◆ Task instructions ◆
Pick out every line in the data below that holds "arcsec".

◆ Excerpted data ◆
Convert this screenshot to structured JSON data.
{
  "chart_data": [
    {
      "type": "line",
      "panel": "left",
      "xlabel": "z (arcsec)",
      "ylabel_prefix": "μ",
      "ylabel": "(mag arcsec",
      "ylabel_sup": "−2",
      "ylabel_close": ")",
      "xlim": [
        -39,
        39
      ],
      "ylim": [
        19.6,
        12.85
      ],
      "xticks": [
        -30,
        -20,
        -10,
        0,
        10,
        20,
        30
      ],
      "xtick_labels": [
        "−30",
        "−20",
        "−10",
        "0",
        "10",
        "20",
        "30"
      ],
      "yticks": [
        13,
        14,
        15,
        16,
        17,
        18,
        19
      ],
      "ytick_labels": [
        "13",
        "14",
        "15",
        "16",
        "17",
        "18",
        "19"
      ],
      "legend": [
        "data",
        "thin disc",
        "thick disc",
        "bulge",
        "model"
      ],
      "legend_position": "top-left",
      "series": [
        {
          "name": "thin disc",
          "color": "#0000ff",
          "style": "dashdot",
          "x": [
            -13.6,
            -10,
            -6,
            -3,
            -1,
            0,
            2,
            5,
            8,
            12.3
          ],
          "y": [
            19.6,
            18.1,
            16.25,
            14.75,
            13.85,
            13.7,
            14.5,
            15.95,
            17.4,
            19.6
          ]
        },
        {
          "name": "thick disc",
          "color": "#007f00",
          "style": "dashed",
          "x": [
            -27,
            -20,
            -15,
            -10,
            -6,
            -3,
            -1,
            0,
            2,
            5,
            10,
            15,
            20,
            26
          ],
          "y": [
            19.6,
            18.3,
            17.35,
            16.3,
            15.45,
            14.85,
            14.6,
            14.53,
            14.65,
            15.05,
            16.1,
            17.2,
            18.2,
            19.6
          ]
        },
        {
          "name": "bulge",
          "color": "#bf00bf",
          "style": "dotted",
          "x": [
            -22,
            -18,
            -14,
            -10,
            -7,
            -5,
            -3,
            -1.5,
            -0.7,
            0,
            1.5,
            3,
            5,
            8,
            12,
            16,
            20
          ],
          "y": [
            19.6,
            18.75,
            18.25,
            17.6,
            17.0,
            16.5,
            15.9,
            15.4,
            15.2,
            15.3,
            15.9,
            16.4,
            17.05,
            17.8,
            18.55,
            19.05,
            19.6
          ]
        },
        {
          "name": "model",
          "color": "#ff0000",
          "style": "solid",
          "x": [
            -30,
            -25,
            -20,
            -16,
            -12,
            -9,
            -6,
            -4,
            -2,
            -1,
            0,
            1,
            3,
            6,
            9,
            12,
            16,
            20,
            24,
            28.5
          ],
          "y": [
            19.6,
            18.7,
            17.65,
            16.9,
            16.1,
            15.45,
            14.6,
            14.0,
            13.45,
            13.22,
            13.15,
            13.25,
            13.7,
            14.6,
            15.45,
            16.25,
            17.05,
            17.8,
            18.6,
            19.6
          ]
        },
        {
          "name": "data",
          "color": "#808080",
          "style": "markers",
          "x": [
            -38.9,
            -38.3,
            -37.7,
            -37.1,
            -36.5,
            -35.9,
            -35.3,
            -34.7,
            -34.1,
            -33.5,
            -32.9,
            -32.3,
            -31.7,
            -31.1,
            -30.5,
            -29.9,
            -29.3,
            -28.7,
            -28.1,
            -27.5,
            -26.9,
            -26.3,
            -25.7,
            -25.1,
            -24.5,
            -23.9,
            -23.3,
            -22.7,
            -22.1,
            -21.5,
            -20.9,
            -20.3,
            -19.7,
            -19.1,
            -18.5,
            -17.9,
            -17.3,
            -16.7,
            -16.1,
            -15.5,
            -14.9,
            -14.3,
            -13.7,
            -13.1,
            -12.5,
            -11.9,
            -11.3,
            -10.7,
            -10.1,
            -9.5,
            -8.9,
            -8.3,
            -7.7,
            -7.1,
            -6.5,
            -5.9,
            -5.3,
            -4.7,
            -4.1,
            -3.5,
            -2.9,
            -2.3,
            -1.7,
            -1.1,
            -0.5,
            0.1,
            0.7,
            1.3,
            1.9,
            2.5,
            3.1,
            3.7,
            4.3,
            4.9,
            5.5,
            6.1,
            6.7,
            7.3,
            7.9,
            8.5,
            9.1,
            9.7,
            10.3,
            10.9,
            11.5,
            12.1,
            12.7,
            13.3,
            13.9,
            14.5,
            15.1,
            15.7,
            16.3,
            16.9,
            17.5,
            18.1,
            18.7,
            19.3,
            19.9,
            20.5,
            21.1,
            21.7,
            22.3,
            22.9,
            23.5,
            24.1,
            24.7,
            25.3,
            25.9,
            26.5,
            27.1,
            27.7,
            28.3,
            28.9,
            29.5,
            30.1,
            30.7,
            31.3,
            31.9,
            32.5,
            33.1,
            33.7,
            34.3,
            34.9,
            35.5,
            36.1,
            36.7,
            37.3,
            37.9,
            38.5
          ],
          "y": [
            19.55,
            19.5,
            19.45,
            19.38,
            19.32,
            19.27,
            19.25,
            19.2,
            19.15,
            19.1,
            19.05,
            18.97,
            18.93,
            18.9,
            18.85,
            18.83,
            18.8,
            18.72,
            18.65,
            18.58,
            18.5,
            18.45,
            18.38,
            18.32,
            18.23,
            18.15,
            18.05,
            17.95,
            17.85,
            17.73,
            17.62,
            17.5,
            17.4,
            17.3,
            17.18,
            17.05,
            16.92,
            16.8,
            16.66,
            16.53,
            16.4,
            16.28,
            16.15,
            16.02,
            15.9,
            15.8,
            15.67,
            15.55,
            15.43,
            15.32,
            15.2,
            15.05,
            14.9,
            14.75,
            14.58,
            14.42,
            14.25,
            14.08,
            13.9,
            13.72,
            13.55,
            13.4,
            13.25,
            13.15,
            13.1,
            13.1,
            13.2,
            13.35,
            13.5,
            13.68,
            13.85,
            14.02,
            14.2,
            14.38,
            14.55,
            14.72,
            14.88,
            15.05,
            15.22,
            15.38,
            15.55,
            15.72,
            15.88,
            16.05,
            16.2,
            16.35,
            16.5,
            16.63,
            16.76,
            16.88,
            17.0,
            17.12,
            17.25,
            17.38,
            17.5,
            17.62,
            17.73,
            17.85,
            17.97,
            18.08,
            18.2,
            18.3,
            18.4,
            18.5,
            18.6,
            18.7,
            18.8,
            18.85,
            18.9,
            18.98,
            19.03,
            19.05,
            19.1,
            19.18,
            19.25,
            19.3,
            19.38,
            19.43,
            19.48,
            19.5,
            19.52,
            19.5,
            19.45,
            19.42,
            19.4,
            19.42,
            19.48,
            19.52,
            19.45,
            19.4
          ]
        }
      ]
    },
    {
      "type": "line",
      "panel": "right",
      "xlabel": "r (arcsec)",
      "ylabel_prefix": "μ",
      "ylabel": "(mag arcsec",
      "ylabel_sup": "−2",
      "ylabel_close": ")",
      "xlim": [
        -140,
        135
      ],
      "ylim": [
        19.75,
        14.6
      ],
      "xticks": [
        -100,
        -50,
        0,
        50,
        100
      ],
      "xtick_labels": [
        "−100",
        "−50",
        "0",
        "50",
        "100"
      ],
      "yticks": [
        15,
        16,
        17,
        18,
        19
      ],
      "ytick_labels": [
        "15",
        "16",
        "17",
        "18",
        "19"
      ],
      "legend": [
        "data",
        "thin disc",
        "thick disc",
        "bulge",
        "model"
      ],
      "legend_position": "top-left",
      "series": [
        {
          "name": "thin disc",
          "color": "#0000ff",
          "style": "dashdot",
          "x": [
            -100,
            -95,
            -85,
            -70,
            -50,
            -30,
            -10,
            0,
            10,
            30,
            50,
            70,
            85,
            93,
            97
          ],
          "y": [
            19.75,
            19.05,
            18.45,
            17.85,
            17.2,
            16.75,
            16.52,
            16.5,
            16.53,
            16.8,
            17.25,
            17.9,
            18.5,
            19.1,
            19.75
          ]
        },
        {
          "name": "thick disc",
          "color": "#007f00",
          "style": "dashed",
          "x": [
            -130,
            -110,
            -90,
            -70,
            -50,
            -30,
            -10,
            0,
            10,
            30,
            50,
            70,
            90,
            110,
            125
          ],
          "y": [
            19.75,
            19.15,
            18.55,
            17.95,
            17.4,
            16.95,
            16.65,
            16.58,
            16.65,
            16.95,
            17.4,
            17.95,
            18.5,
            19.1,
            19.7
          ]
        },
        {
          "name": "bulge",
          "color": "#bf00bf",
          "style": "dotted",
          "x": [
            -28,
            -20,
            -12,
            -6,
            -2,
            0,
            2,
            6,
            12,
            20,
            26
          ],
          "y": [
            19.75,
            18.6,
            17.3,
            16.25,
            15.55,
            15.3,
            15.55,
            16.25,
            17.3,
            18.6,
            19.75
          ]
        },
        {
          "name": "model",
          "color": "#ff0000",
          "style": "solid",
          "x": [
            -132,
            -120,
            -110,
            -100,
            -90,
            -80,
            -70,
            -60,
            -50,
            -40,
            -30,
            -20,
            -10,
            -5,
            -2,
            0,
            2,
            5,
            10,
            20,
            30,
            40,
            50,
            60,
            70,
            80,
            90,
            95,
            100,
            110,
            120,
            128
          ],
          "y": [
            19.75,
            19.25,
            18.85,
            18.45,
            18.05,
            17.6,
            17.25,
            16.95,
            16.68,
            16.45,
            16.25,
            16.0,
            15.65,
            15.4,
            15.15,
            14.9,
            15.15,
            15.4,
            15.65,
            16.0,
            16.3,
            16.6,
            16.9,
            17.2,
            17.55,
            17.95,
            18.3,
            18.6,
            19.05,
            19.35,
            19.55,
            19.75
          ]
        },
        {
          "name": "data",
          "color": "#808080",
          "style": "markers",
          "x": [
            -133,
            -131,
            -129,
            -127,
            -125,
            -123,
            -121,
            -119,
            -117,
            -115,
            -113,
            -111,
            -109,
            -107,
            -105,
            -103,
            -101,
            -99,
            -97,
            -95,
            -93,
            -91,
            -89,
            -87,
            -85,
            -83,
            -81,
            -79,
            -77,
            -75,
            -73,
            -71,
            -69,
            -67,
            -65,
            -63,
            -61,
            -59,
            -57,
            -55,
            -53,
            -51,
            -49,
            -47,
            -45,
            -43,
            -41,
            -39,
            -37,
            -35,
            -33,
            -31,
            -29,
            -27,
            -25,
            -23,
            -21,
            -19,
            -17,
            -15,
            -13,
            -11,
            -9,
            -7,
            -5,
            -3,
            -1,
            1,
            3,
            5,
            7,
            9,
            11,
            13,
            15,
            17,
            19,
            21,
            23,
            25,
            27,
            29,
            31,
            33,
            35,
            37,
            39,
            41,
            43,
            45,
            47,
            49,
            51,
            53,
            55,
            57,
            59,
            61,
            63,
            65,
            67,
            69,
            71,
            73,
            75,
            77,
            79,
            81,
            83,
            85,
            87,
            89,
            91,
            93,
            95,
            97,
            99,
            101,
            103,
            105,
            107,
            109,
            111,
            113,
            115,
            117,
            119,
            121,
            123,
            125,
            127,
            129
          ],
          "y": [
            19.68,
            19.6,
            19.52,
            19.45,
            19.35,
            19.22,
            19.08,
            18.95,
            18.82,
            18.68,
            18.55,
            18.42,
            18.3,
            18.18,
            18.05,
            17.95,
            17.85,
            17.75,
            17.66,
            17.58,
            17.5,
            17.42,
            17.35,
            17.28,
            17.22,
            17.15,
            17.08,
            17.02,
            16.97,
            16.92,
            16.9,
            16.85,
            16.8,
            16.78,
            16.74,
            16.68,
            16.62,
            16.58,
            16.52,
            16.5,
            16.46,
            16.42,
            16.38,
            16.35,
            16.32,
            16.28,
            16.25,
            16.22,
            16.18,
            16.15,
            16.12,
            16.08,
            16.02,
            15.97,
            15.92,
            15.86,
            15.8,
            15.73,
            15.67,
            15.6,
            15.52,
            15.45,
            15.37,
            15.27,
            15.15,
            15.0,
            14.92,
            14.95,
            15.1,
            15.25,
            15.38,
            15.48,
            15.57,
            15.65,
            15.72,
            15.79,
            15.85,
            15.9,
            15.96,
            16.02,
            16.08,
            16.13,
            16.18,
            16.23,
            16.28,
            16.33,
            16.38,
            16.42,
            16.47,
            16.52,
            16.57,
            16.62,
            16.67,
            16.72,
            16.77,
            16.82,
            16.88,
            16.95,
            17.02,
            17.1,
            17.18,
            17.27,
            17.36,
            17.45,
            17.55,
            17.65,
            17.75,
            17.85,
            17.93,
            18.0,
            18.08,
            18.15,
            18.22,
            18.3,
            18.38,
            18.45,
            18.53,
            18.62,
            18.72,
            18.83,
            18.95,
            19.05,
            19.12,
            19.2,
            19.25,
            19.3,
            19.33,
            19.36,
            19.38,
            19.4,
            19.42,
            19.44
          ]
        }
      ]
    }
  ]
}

◆ Solution to this task ◆
      "xlabel": "z (arcsec)",
      "ylabel": "(mag arcsec",
      "xlabel": "r (arcsec)",
      "ylabel": "(mag arcsec",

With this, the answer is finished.